***** DATASET ENTRIES *****

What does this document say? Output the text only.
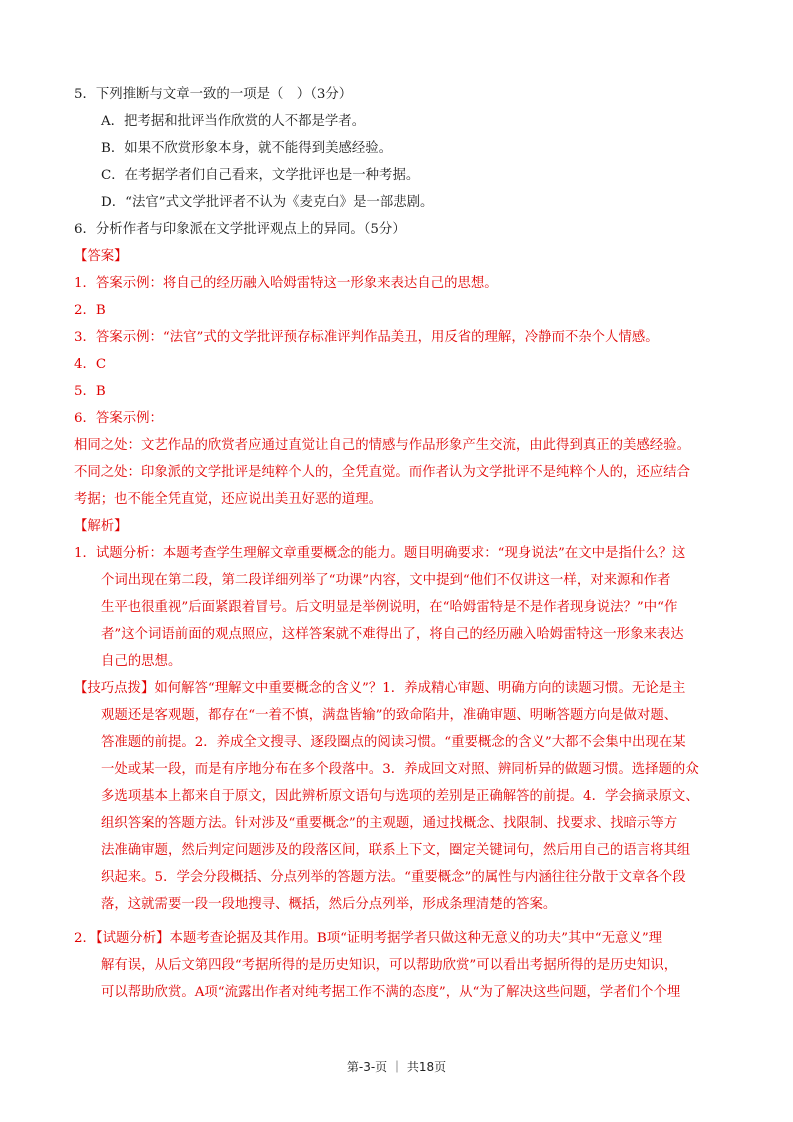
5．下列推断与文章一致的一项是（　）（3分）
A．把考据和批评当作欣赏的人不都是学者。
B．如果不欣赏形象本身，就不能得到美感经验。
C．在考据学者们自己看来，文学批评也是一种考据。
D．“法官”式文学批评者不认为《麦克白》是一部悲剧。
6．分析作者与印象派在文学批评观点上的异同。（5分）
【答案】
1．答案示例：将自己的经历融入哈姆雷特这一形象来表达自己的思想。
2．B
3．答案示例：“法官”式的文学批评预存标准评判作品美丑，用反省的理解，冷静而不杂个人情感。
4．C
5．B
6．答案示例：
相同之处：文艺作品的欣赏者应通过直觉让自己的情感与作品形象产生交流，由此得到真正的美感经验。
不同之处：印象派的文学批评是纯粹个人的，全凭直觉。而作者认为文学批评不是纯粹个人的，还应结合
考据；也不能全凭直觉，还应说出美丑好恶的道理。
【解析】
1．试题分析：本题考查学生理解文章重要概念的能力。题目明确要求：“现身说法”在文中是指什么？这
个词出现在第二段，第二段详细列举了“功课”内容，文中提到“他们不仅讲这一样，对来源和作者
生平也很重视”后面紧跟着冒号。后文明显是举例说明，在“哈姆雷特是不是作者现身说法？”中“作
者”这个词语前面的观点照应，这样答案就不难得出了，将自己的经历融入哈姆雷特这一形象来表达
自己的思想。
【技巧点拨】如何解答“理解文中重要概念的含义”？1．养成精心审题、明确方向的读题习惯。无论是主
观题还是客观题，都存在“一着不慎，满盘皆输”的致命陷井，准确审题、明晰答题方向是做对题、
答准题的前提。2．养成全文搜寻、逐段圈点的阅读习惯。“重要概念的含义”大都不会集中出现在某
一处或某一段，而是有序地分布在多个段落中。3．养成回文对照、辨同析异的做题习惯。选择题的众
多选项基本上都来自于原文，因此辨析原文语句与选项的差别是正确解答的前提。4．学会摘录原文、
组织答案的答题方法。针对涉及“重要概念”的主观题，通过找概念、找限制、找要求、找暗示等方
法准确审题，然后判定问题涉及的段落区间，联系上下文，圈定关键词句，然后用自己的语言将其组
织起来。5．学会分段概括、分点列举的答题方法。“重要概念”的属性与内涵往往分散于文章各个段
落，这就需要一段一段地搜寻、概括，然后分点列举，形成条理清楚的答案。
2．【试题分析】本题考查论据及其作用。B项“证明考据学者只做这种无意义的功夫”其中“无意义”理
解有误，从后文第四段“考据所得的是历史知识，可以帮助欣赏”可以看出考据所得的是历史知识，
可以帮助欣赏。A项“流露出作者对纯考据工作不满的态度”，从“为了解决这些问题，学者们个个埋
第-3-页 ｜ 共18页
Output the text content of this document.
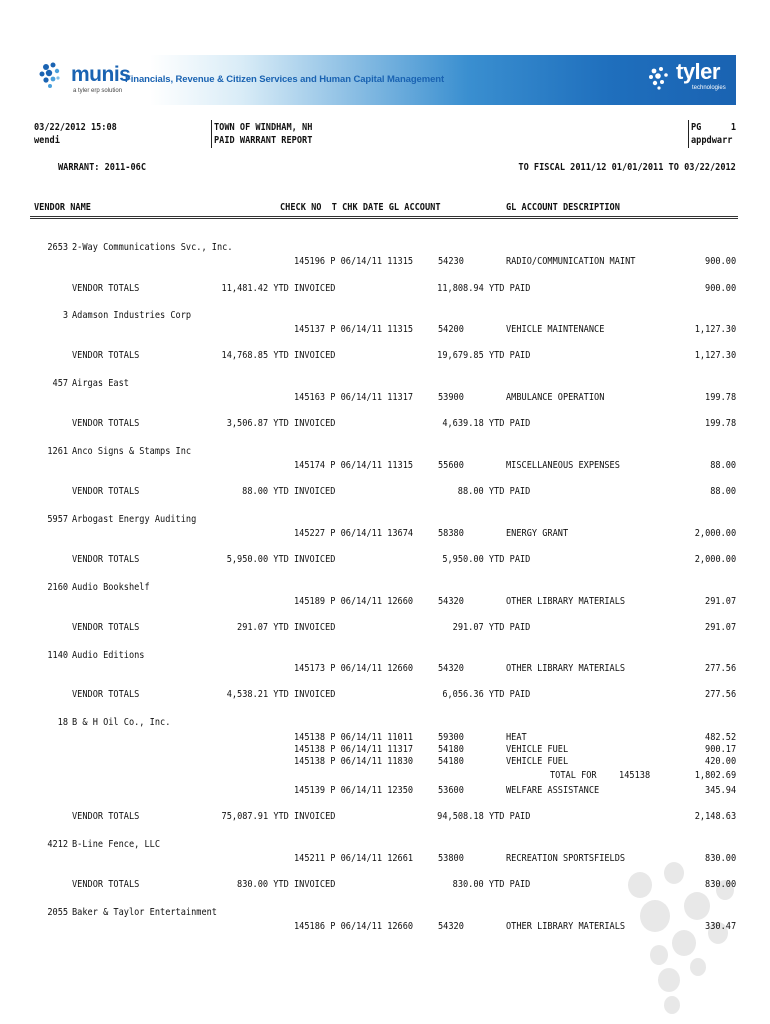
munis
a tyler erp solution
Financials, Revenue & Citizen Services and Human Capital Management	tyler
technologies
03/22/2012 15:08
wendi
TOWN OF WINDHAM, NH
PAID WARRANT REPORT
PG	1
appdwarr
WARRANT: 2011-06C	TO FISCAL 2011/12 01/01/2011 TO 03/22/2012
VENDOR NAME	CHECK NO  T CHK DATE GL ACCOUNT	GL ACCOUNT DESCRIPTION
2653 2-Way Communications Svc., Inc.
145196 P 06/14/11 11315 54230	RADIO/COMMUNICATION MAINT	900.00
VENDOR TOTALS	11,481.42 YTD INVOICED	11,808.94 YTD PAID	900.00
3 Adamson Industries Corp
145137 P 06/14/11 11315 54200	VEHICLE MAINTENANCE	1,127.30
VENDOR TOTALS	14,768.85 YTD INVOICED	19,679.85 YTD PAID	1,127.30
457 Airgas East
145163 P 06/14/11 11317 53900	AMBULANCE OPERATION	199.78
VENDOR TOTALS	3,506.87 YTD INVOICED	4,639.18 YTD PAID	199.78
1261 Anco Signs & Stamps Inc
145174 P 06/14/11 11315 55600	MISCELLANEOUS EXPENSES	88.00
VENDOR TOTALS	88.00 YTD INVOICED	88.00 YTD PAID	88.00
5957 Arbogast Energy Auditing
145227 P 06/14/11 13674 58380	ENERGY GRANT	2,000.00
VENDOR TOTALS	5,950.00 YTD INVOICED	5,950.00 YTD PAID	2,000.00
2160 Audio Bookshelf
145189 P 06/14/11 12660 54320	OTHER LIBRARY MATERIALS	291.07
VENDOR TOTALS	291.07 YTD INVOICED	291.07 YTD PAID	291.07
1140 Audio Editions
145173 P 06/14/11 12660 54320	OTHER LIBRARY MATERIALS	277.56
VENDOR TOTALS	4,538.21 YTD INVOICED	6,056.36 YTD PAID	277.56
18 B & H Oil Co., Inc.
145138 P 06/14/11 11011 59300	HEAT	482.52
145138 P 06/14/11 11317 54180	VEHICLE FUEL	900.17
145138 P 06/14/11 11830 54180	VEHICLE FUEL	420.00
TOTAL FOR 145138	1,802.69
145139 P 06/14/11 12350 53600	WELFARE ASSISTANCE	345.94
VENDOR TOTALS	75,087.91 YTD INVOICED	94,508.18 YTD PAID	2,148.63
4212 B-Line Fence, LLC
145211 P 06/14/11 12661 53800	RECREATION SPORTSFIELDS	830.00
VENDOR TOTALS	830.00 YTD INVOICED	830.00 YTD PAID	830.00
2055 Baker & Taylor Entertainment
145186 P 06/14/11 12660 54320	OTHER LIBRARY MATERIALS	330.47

*****

■ **STATED TASK**
Transcribe the full listing above exactly, with the images removed.

■ **RESPONSE**
What does this document say? Output the text only.
5．下列推断与文章一致的一项是（　）（3分）
A．把考据和批评当作欣赏的人不都是学者。
B．如果不欣赏形象本身，就不能得到美感经验。
C．在考据学者们自己看来，文学批评也是一种考据。
D．“法官”式文学批评者不认为《麦克白》是一部悲剧。
6．分析作者与印象派在文学批评观点上的异同。（5分）
【答案】
1．答案示例：将自己的经历融入哈姆雷特这一形象来表达自己的思想。
2．B
3．答案示例：“法官”式的文学批评预存标准评判作品美丑，用反省的理解，冷静而不杂个人情感。
4．C
5．B
6．答案示例：
相同之处：文艺作品的欣赏者应通过直觉让自己的情感与作品形象产生交流，由此得到真正的美感经验。
不同之处：印象派的文学批评是纯粹个人的，全凭直觉。而作者认为文学批评不是纯粹个人的，还应结合
考据；也不能全凭直觉，还应说出美丑好恶的道理。
【解析】
1．试题分析：本题考查学生理解文章重要概念的能力。题目明确要求：“现身说法”在文中是指什么？这
个词出现在第二段，第二段详细列举了“功课”内容，文中提到“他们不仅讲这一样，对来源和作者
生平也很重视”后面紧跟着冒号。后文明显是举例说明，在“哈姆雷特是不是作者现身说法？”中“作
者”这个词语前面的观点照应，这样答案就不难得出了，将自己的经历融入哈姆雷特这一形象来表达
自己的思想。
【技巧点拨】如何解答“理解文中重要概念的含义”？1．养成精心审题、明确方向的读题习惯。无论是主
观题还是客观题，都存在“一着不慎，满盘皆输”的致命陷井，准确审题、明晰答题方向是做对题、
答准题的前提。2．养成全文搜寻、逐段圈点的阅读习惯。“重要概念的含义”大都不会集中出现在某
一处或某一段，而是有序地分布在多个段落中。3．养成回文对照、辨同析异的做题习惯。选择题的众
多选项基本上都来自于原文，因此辨析原文语句与选项的差别是正确解答的前提。4．学会摘录原文、
组织答案的答题方法。针对涉及“重要概念”的主观题，通过找概念、找限制、找要求、找暗示等方
法准确审题，然后判定问题涉及的段落区间，联系上下文，圈定关键词句，然后用自己的语言将其组
织起来。5．学会分段概括、分点列举的答题方法。“重要概念”的属性与内涵往往分散于文章各个段
落，这就需要一段一段地搜寻、概括，然后分点列举，形成条理清楚的答案。
2．【试题分析】本题考查论据及其作用。B项“证明考据学者只做这种无意义的功夫”其中“无意义”理
解有误，从后文第四段“考据所得的是历史知识，可以帮助欣赏”可以看出考据所得的是历史知识，
可以帮助欣赏。A项“流露出作者对纯考据工作不满的态度”，从“为了解决这些问题，学者们个个埋
第-3-页 ｜ 共18页
Output the text content of this document.
munis
a tyler erp solution
Financials, Revenue & Citizen Services and Human Capital Management	tyler
technologies
03/22/2012 15:08
wendi
TOWN OF WINDHAM, NH
PAID WARRANT REPORT
PG	1
appdwarr
WARRANT: 2011-06C	TO FISCAL 2011/12 01/01/2011 TO 03/22/2012
VENDOR NAME	CHECK NO  T CHK DATE GL ACCOUNT	GL ACCOUNT DESCRIPTION
2653 2-Way Communications Svc., Inc.
145196 P 06/14/11 11315 54230	RADIO/COMMUNICATION MAINT	900.00
VENDOR TOTALS	11,481.42 YTD INVOICED	11,808.94 YTD PAID	900.00
3 Adamson Industries Corp
145137 P 06/14/11 11315 54200	VEHICLE MAINTENANCE	1,127.30
VENDOR TOTALS	14,768.85 YTD INVOICED	19,679.85 YTD PAID	1,127.30
457 Airgas East
145163 P 06/14/11 11317 53900	AMBULANCE OPERATION	199.78
VENDOR TOTALS	3,506.87 YTD INVOICED	4,639.18 YTD PAID	199.78
1261 Anco Signs & Stamps Inc
145174 P 06/14/11 11315 55600	MISCELLANEOUS EXPENSES	88.00
VENDOR TOTALS	88.00 YTD INVOICED	88.00 YTD PAID	88.00
5957 Arbogast Energy Auditing
145227 P 06/14/11 13674 58380	ENERGY GRANT	2,000.00
VENDOR TOTALS	5,950.00 YTD INVOICED	5,950.00 YTD PAID	2,000.00
2160 Audio Bookshelf
145189 P 06/14/11 12660 54320	OTHER LIBRARY MATERIALS	291.07
VENDOR TOTALS	291.07 YTD INVOICED	291.07 YTD PAID	291.07
1140 Audio Editions
145173 P 06/14/11 12660 54320	OTHER LIBRARY MATERIALS	277.56
VENDOR TOTALS	4,538.21 YTD INVOICED	6,056.36 YTD PAID	277.56
18 B & H Oil Co., Inc.
145138 P 06/14/11 11011 59300	HEAT	482.52
145138 P 06/14/11 11317 54180	VEHICLE FUEL	900.17
145138 P 06/14/11 11830 54180	VEHICLE FUEL	420.00
TOTAL FOR 145138	1,802.69
145139 P 06/14/11 12350 53600	WELFARE ASSISTANCE	345.94
VENDOR TOTALS	75,087.91 YTD INVOICED	94,508.18 YTD PAID	2,148.63
4212 B-Line Fence, LLC
145211 P 06/14/11 12661 53800	RECREATION SPORTSFIELDS	830.00
VENDOR TOTALS	830.00 YTD INVOICED	830.00 YTD PAID	830.00
2055 Baker & Taylor Entertainment
145186 P 06/14/11 12660 54320	OTHER LIBRARY MATERIALS	330.47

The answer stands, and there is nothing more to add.